It can give you the chills

It may seem counterintuitive, but dehydration can bring on chills. “This occurs because your body starts to limit blood flow to the skin,” says Dr. Podesta. In addition, water holds heat, so if you become hydrated it can be more difficult to regulate your body temperature, which can make you become chilled faster, even when you’re not in a cold environment.

It can cause muscle cramps

A lack of water causes less blood circulation, which can make muscles cramp up, says Ray Casciari, MD, medical director of the La Amistad Family Health Center in Orange, Calif. “The body will protect its vital organs, so it shifts fluid away from muscles and anything that’s not vital,” he says. Muscle cramps can be extremely painful, making muscles feel harder than normal to the touch. Changes in sodium and potassium through sweat loss can also contribute to cramping.

It makes you feel dizzy and foggy

Along with muscles, your brain also gets less blood circulation when you’re low on water, which can make you dizzy, says Dr. Casciari. Additionally, mild dehydration may affect your ability to take on mental tasks and cause you to feel foggy headed, according to a study from the British Journal of Nutrition. Interestingly, a study that appeared in the Journal of Nutrition showed greater mood changes in women than in men, both at rest and during exercise.

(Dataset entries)
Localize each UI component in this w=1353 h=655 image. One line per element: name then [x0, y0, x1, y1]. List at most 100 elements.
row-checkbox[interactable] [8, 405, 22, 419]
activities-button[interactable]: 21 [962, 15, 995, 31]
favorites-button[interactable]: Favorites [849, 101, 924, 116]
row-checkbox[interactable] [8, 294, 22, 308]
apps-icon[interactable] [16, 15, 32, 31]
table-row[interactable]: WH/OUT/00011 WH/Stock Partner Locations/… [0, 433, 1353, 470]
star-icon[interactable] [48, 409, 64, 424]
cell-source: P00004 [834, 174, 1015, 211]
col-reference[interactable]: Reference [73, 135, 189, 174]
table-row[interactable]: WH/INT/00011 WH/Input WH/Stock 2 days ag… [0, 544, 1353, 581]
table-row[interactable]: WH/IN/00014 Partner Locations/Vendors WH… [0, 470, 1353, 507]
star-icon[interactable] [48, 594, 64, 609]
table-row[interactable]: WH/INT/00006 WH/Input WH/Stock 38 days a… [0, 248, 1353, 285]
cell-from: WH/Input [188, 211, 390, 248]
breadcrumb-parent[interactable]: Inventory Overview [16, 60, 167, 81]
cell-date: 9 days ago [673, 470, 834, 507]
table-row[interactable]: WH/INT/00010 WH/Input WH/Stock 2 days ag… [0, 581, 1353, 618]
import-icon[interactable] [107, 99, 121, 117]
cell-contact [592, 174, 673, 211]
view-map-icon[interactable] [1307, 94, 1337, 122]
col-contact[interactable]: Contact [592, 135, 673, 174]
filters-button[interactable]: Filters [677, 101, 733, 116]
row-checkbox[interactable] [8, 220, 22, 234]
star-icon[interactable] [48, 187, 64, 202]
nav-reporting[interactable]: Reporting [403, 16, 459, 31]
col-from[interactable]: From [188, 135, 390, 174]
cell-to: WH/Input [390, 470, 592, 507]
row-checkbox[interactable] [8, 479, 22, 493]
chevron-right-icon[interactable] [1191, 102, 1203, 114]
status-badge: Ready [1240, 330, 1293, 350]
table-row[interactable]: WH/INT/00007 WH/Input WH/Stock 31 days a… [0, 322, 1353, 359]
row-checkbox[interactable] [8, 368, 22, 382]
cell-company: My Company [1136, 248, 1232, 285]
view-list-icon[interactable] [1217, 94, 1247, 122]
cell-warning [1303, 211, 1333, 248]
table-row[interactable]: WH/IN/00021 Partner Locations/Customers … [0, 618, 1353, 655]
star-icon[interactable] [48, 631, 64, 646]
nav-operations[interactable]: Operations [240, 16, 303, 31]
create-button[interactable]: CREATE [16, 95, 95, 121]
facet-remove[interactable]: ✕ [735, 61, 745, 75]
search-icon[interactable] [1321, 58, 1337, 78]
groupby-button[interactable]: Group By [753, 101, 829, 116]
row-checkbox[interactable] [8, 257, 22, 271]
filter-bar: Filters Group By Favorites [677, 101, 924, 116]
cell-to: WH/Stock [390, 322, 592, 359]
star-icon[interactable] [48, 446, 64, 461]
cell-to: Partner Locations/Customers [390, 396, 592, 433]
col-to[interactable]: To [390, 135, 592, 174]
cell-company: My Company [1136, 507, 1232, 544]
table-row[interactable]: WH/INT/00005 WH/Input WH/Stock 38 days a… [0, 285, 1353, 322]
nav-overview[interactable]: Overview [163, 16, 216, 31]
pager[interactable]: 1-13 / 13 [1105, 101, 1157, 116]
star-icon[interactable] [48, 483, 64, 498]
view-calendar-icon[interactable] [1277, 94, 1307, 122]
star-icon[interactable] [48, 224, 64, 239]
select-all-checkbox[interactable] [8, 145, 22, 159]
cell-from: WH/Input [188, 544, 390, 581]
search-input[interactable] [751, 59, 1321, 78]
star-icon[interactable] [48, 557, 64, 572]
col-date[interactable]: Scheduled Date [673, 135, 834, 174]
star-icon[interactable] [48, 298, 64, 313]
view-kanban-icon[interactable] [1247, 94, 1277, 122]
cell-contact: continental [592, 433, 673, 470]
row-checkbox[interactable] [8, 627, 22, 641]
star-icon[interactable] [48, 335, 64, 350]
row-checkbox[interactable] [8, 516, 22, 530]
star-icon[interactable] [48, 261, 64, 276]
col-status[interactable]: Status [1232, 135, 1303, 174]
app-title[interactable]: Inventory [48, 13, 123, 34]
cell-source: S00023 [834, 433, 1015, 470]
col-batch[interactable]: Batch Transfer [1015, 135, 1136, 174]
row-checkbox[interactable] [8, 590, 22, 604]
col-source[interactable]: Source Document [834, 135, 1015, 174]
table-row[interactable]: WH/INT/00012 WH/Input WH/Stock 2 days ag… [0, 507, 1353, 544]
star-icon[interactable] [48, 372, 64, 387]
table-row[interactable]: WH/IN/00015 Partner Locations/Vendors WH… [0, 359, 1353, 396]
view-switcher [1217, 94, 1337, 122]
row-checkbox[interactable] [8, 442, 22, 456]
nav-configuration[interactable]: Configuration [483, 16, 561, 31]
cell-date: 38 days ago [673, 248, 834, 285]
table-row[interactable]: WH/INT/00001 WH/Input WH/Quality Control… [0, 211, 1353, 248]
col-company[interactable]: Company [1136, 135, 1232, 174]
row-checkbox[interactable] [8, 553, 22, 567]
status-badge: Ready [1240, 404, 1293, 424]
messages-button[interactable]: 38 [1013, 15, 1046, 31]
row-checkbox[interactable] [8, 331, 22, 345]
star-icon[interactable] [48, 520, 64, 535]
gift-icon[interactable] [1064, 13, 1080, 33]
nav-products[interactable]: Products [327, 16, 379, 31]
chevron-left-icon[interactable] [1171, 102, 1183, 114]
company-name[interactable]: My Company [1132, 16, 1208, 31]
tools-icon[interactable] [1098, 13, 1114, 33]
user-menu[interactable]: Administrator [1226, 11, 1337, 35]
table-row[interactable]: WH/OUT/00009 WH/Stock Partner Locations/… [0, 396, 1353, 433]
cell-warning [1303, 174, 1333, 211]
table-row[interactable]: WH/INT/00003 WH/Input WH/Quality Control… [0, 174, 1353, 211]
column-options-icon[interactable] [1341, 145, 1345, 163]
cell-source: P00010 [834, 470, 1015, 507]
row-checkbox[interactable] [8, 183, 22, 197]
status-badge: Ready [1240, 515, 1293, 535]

Your goal: Write out, word for word, the stretch of the text on dehydration that starts with "It makes you" and stops after "and during exercise.".

Completed exercise:
It makes you feel dizzy and foggy

Along with muscles, your brain also gets less blood circulation when you’re low on water, which can make you dizzy, says Dr. Casciari. Additionally, mild dehydration may affect your ability to take on mental tasks and cause you to feel foggy headed, according to a study from the British Journal of Nutrition. Interestingly, a study that appeared in the Journal of Nutrition showed greater mood changes in women than in men, both at rest and during exercise.